Goal of the exercise:
List all lines of the data containing the word "Provincial".

========

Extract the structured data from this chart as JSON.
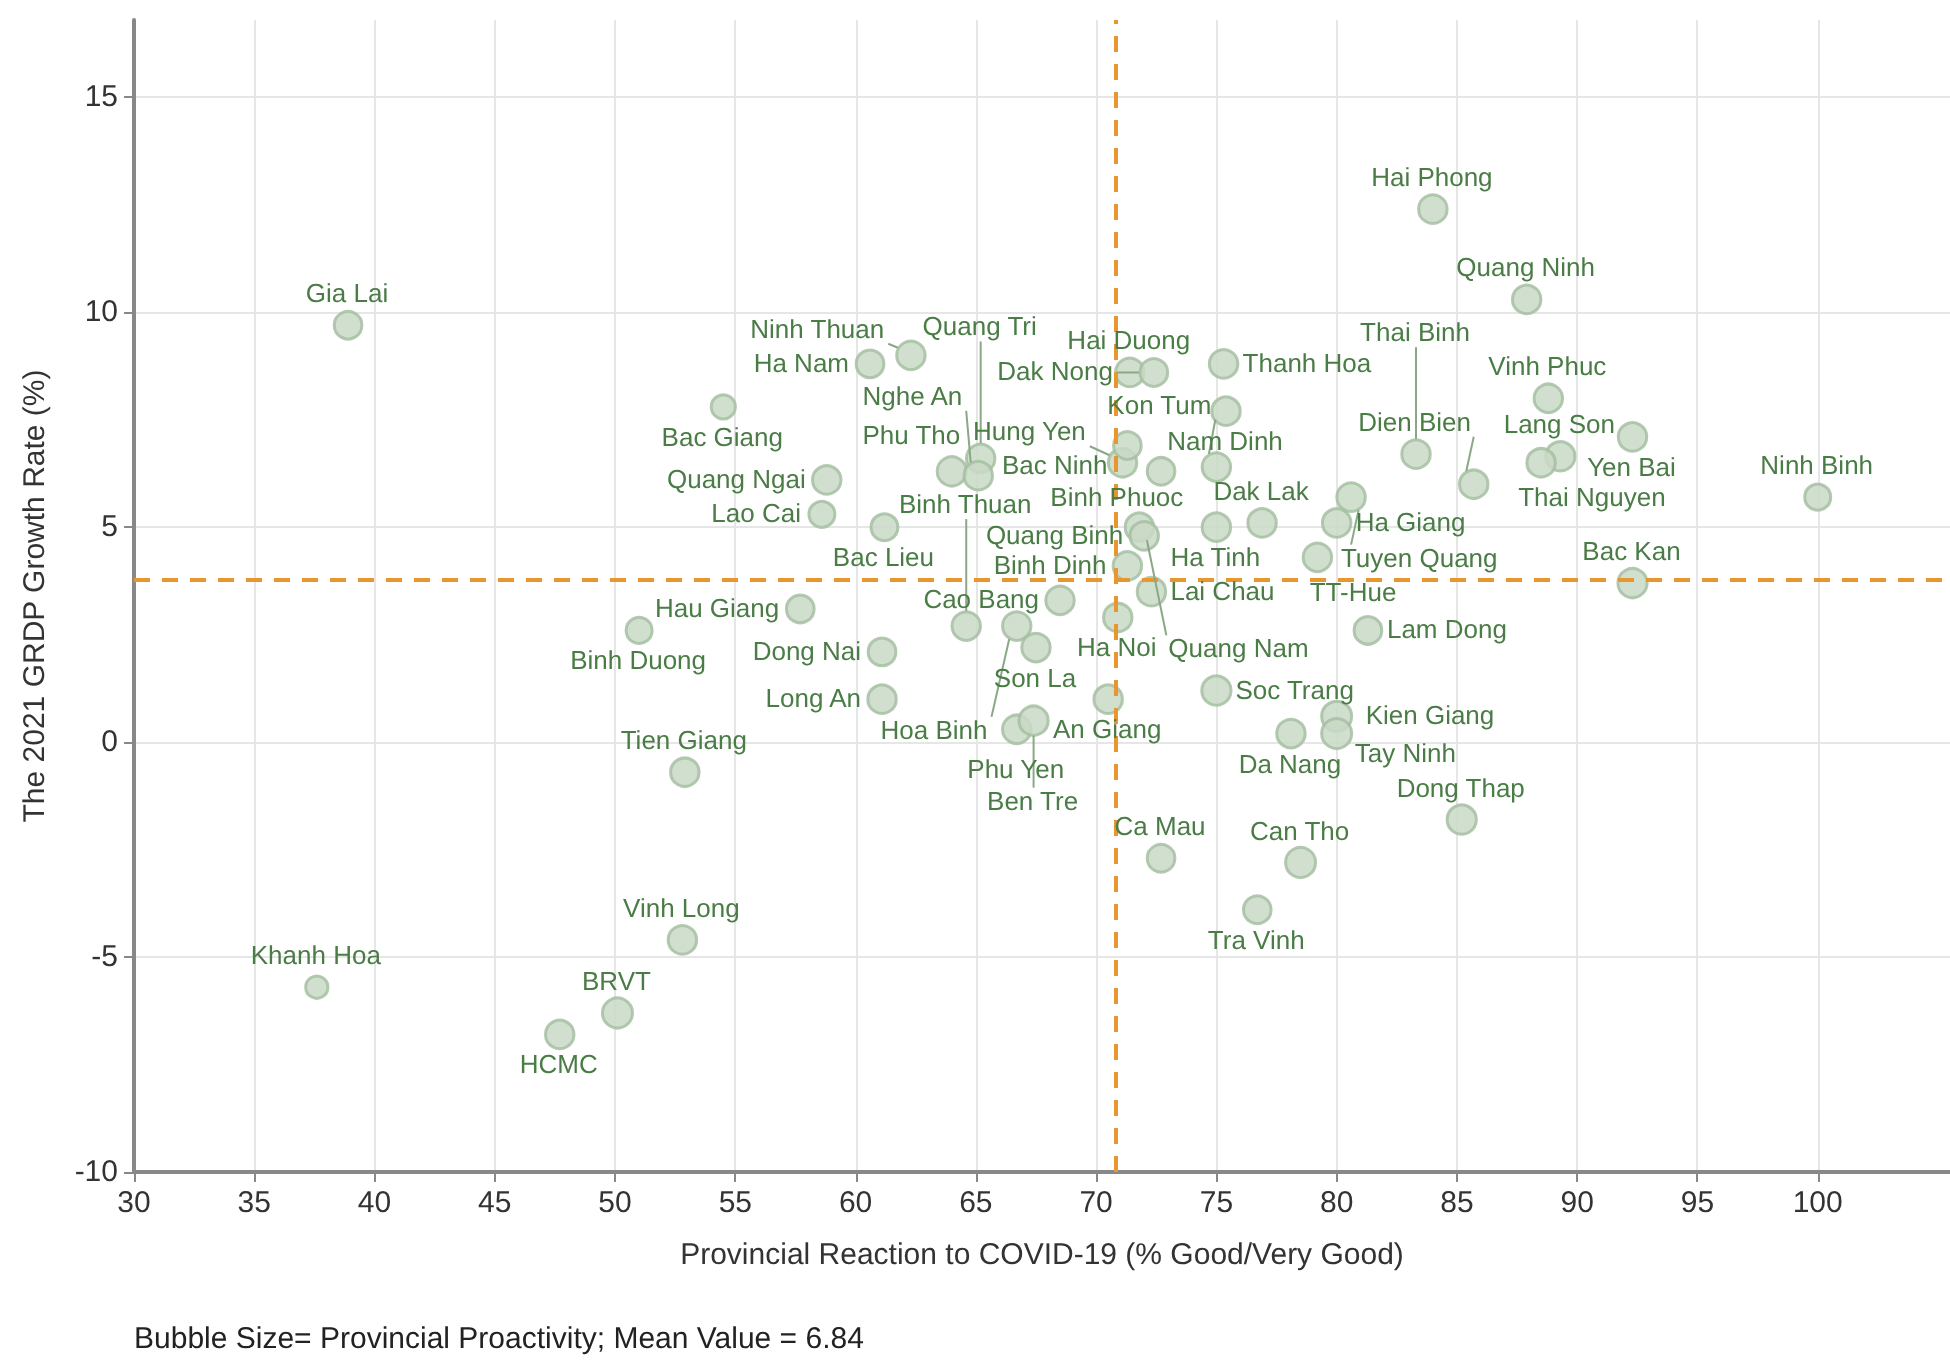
{
  "chart_data": {
    "type": "bubble",
    "xlabel": "Provincial Reaction to COVID-19 (% Good/Very Good)",
    "ylabel": "The 2021 GRDP Growth Rate (%)",
    "xlim": [
      30,
      105.5
    ],
    "ylim": [
      -10,
      16.8
    ],
    "xticks": [
      30,
      35,
      40,
      45,
      50,
      55,
      60,
      65,
      70,
      75,
      80,
      85,
      90,
      95,
      100
    ],
    "yticks": [
      -10,
      -5,
      0,
      5,
      10,
      15
    ],
    "grid": true,
    "marker": "circle",
    "ref_lines": [
      {
        "axis": "x",
        "value": 70.8,
        "color": "#e8962e",
        "line_style": "dashed"
      },
      {
        "axis": "y",
        "value": 3.8,
        "color": "#e8962e",
        "line_style": "dashed"
      }
    ],
    "series": [
      {
        "color": "#c9d9c5",
        "x": [
          38.9,
          54.5,
          51.0,
          60.6,
          62.3,
          71.4,
          72.4,
          75.3,
          75.4,
          71.1,
          71.3,
          72.7,
          75.0,
          64.0,
          65.2,
          65.1,
          58.8,
          58.6,
          61.2,
          71.8,
          75.0,
          72.0,
          71.3,
          76.9,
          80.0,
          80.6,
          79.2,
          84.0,
          87.9,
          88.8,
          92.3,
          83.3,
          89.3,
          88.5,
          85.7,
          100.0,
          92.3,
          81.3,
          57.7,
          68.5,
          72.3,
          64.6,
          66.7,
          70.9,
          61.1,
          67.5,
          61.1,
          70.5,
          75.0,
          80.0,
          78.1,
          80.0,
          66.7,
          67.4,
          52.9,
          72.7,
          78.5,
          76.7,
          85.2,
          52.8,
          37.6,
          50.1,
          47.7
        ],
        "values": [
          9.7,
          7.8,
          2.6,
          8.8,
          9.0,
          8.6,
          8.6,
          8.8,
          7.7,
          6.5,
          6.9,
          6.3,
          6.4,
          6.3,
          6.6,
          6.2,
          6.1,
          5.3,
          5.0,
          5.0,
          5.0,
          4.8,
          4.1,
          5.1,
          5.1,
          5.7,
          4.3,
          12.4,
          10.3,
          8.0,
          7.1,
          6.7,
          6.65,
          6.5,
          6.0,
          5.7,
          3.7,
          2.6,
          3.1,
          3.3,
          3.5,
          2.7,
          2.7,
          2.9,
          2.1,
          2.2,
          1.0,
          1.0,
          1.2,
          0.6,
          0.2,
          0.2,
          0.3,
          0.5,
          -0.7,
          -2.7,
          -2.8,
          -3.9,
          -1.8,
          -4.6,
          -5.7,
          -6.3,
          -6.8
        ],
        "sizes": [
          0.85,
          0.65,
          0.75,
          0.85,
          0.9,
          0.9,
          0.85,
          0.9,
          0.9,
          0.9,
          0.85,
          0.85,
          0.9,
          0.95,
          0.9,
          0.9,
          0.9,
          0.75,
          0.8,
          0.9,
          0.9,
          0.9,
          0.9,
          0.9,
          0.9,
          0.9,
          0.9,
          0.9,
          0.9,
          0.9,
          0.9,
          0.9,
          0.95,
          0.9,
          0.9,
          0.75,
          0.95,
          0.85,
          0.85,
          0.9,
          0.9,
          0.9,
          0.9,
          0.9,
          0.85,
          0.9,
          0.9,
          0.9,
          0.95,
          1,
          0.9,
          1,
          0.9,
          0.95,
          0.9,
          0.85,
          1,
          0.85,
          0.95,
          0.9,
          0.55,
          1,
          0.9
        ]
      }
    ],
    "annotations": [
      {
        "text": "Gia Lai",
        "x": 38.9,
        "y": 9.7
      },
      {
        "text": "Bac Giang",
        "x": 54.5,
        "y": 7.8
      },
      {
        "text": "Binh Duong",
        "x": 51.0,
        "y": 2.6
      },
      {
        "text": "Ha Nam",
        "x": 60.6,
        "y": 8.8
      },
      {
        "text": "Ninh Thuan",
        "x": 62.3,
        "y": 9.0
      },
      {
        "text": "Hai Duong",
        "x": 71.4,
        "y": 8.6
      },
      {
        "text": "Dak Nong",
        "x": 72.4,
        "y": 8.6
      },
      {
        "text": "Thanh Hoa",
        "x": 75.3,
        "y": 8.8
      },
      {
        "text": "Nam Dinh",
        "x": 75.4,
        "y": 7.7
      },
      {
        "text": "Hung Yen",
        "x": 71.1,
        "y": 6.5
      },
      {
        "text": "Bac Ninh",
        "x": 71.3,
        "y": 6.9
      },
      {
        "text": "Binh Phuoc",
        "x": 72.7,
        "y": 6.3
      },
      {
        "text": "Kon Tum",
        "x": 75.0,
        "y": 6.4
      },
      {
        "text": "Phu Tho",
        "x": 64.0,
        "y": 6.3
      },
      {
        "text": "Quang Tri",
        "x": 65.2,
        "y": 6.6
      },
      {
        "text": "Nghe An",
        "x": 65.1,
        "y": 6.2
      },
      {
        "text": "Quang Ngai",
        "x": 58.8,
        "y": 6.1
      },
      {
        "text": "Lao Cai",
        "x": 58.6,
        "y": 5.3
      },
      {
        "text": "Bac Lieu",
        "x": 61.2,
        "y": 5.0
      },
      {
        "text": "Quang Nam",
        "x": 71.8,
        "y": 5.0
      },
      {
        "text": "Ha Tinh",
        "x": 75.0,
        "y": 5.0
      },
      {
        "text": "Quang Binh",
        "x": 72.0,
        "y": 4.8
      },
      {
        "text": "Binh Dinh",
        "x": 71.3,
        "y": 4.1
      },
      {
        "text": "Dak Lak",
        "x": 76.9,
        "y": 5.1
      },
      {
        "text": "Ha Giang",
        "x": 80.0,
        "y": 5.1
      },
      {
        "text": "Tuyen Quang",
        "x": 80.6,
        "y": 5.7
      },
      {
        "text": "TT-Hue",
        "x": 79.2,
        "y": 4.3
      },
      {
        "text": "Hai Phong",
        "x": 84.0,
        "y": 12.4
      },
      {
        "text": "Quang Ninh",
        "x": 87.9,
        "y": 10.3
      },
      {
        "text": "Vinh Phuc",
        "x": 88.8,
        "y": 8.0
      },
      {
        "text": "Yen Bai",
        "x": 92.3,
        "y": 7.1
      },
      {
        "text": "Thai Binh",
        "x": 83.3,
        "y": 6.7
      },
      {
        "text": "Lang Son",
        "x": 89.3,
        "y": 6.65
      },
      {
        "text": "Thai Nguyen",
        "x": 88.5,
        "y": 6.5
      },
      {
        "text": "Dien Bien",
        "x": 85.7,
        "y": 6.0
      },
      {
        "text": "Ninh Binh",
        "x": 100.0,
        "y": 5.7
      },
      {
        "text": "Bac Kan",
        "x": 92.3,
        "y": 3.7
      },
      {
        "text": "Lam Dong",
        "x": 81.3,
        "y": 2.6
      },
      {
        "text": "Hau Giang",
        "x": 57.7,
        "y": 3.1
      },
      {
        "text": "Cao Bang",
        "x": 68.5,
        "y": 3.3
      },
      {
        "text": "Lai Chau",
        "x": 72.3,
        "y": 3.5
      },
      {
        "text": "Binh Thuan",
        "x": 64.6,
        "y": 2.7
      },
      {
        "text": "Hoa Binh",
        "x": 66.7,
        "y": 2.7
      },
      {
        "text": "Ha Noi",
        "x": 70.9,
        "y": 2.9
      },
      {
        "text": "Dong Nai",
        "x": 61.1,
        "y": 2.1
      },
      {
        "text": "Son La",
        "x": 67.5,
        "y": 2.2
      },
      {
        "text": "Long An",
        "x": 61.1,
        "y": 1.0
      },
      {
        "text": "An Giang",
        "x": 70.5,
        "y": 1.0
      },
      {
        "text": "Soc Trang",
        "x": 75.0,
        "y": 1.2
      },
      {
        "text": "Kien Giang",
        "x": 80.0,
        "y": 0.6
      },
      {
        "text": "Da Nang",
        "x": 78.1,
        "y": 0.2
      },
      {
        "text": "Tay Ninh",
        "x": 80.0,
        "y": 0.2
      },
      {
        "text": "Phu Yen",
        "x": 66.7,
        "y": 0.3
      },
      {
        "text": "Ben Tre",
        "x": 67.4,
        "y": 0.5
      },
      {
        "text": "Tien Giang",
        "x": 52.9,
        "y": -0.7
      },
      {
        "text": "Ca Mau",
        "x": 72.7,
        "y": -2.7
      },
      {
        "text": "Can Tho",
        "x": 78.5,
        "y": -2.8
      },
      {
        "text": "Tra Vinh",
        "x": 76.7,
        "y": -3.9
      },
      {
        "text": "Dong Thap",
        "x": 85.2,
        "y": -1.8
      },
      {
        "text": "Vinh Long",
        "x": 52.8,
        "y": -4.6
      },
      {
        "text": "Khanh Hoa",
        "x": 37.6,
        "y": -5.7
      },
      {
        "text": "BRVT",
        "x": 50.1,
        "y": -6.3
      },
      {
        "text": "HCMC",
        "x": 47.7,
        "y": -6.8
      },
      "Bubble Size= Provincial Proactivity; Mean Value = 6.84"
    ]
  }
}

========

Result:
    "xlabel": "Provincial Reaction to COVID-19 (% Good/Very Good)",
      "Bubble Size= Provincial Proactivity; Mean Value = 6.84"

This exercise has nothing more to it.